**Task prompt**
Copy each line exactly. Drop every picture.

**Dataset items**
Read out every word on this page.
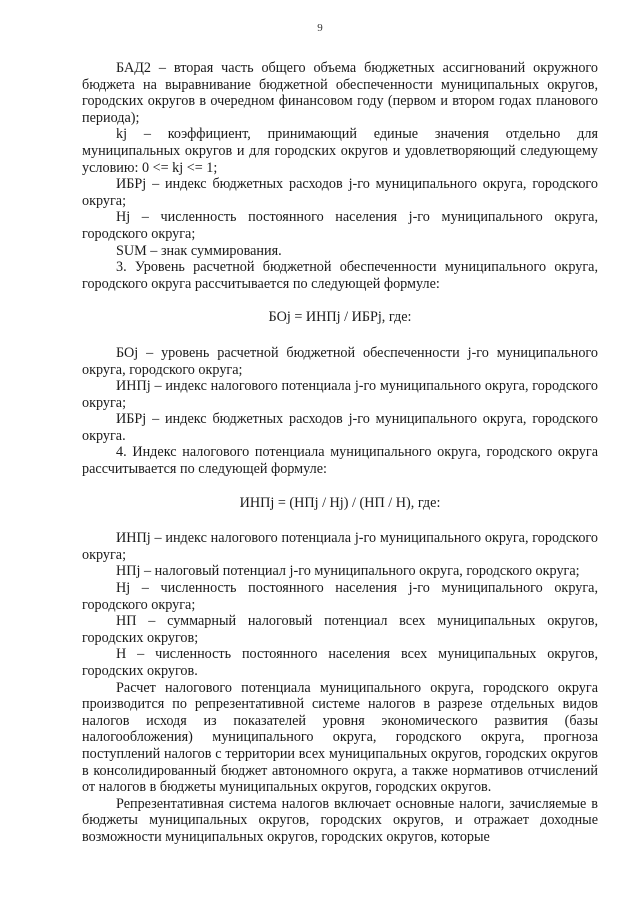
9

БАД2 – вторая часть общего объема бюджетных ассигнований окружного бюджета на выравнивание бюджетной обеспеченности муниципальных округов, городских округов в очередном финансовом году (первом и втором годах планового периода);

kj – коэффициент, принимающий единые значения отдельно для муниципальных округов и для городских округов и удовлетворяющий следующему условию: 0 <= kj <= 1;

ИБРj – индекс бюджетных расходов j-го муниципального округа, городского округа;

Hj – численность постоянного населения j-го муниципального округа, городского округа;

SUM – знак суммирования.

3. Уровень расчетной бюджетной обеспеченности муниципального округа, городского округа рассчитывается по следующей формуле:

БОj = ИНПj / ИБРj, где:

БОj – уровень расчетной бюджетной обеспеченности j-го муниципального округа, городского округа;

ИНПj – индекс налогового потенциала j-го муниципального округа, городского округа;

ИБРj – индекс бюджетных расходов j-го муниципального округа, городского округа.

4. Индекс налогового потенциала муниципального округа, городского округа рассчитывается по следующей формуле:

ИНПj = (НПj / Hj) / (НП / Н), где:

ИНПj – индекс налогового потенциала j-го муниципального округа, городского округа;

НПj – налоговый потенциал j-го муниципального округа, городского округа;

Hj – численность постоянного населения j-го муниципального округа, городского округа;

НП – суммарный налоговый потенциал всех муниципальных округов, городских округов;

Н – численность постоянного населения всех муниципальных округов, городских округов.

Расчет налогового потенциала муниципального округа, городского округа производится по репрезентативной системе налогов в разрезе отдельных видов налогов исходя из показателей уровня экономического развития (базы налогообложения) муниципального округа, городского округа, прогноза поступлений налогов с территории всех муниципальных округов, городских округов в консолидированный бюджет автономного округа, а также нормативов отчислений от налогов в бюджеты муниципальных округов, городских округов.

Репрезентативная система налогов включает основные налоги, зачисляемые в бюджеты муниципальных округов, городских округов, и отражает доходные возможности муниципальных округов, городских округов, которые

**Response to this exercise**
Read out every word on this page.
9

БАД2 – вторая часть общего объема бюджетных ассигнований окружного бюджета на выравнивание бюджетной обеспеченности муниципальных округов, городских округов в очередном финансовом году (первом и втором годах планового периода);

kj – коэффициент, принимающий единые значения отдельно для муниципальных округов и для городских округов и удовлетворяющий следующему условию: 0 <= kj <= 1;

ИБРj – индекс бюджетных расходов j-го муниципального округа, городского округа;

Hj – численность постоянного населения j-го муниципального округа, городского округа;

SUM – знак суммирования.

3. Уровень расчетной бюджетной обеспеченности муниципального округа, городского округа рассчитывается по следующей формуле:

БОj = ИНПj / ИБРj, где:

БОj – уровень расчетной бюджетной обеспеченности j-го муниципального округа, городского округа;

ИНПj – индекс налогового потенциала j-го муниципального округа, городского округа;

ИБРj – индекс бюджетных расходов j-го муниципального округа, городского округа.

4. Индекс налогового потенциала муниципального округа, городского округа рассчитывается по следующей формуле:

ИНПj = (НПj / Hj) / (НП / Н), где:

ИНПj – индекс налогового потенциала j-го муниципального округа, городского округа;

НПj – налоговый потенциал j-го муниципального округа, городского округа;

Hj – численность постоянного населения j-го муниципального округа, городского округа;

НП – суммарный налоговый потенциал всех муниципальных округов, городских округов;

Н – численность постоянного населения всех муниципальных округов, городских округов.

Расчет налогового потенциала муниципального округа, городского округа производится по репрезентативной системе налогов в разрезе отдельных видов налогов исходя из показателей уровня экономического развития (базы налогообложения) муниципального округа, городского округа, прогноза поступлений налогов с территории всех муниципальных округов, городских округов в консолидированный бюджет автономного округа, а также нормативов отчислений от налогов в бюджеты муниципальных округов, городских округов.

Репрезентативная система налогов включает основные налоги, зачисляемые в бюджеты муниципальных округов, городских округов, и отражает доходные возможности муниципальных округов, городских округов, которые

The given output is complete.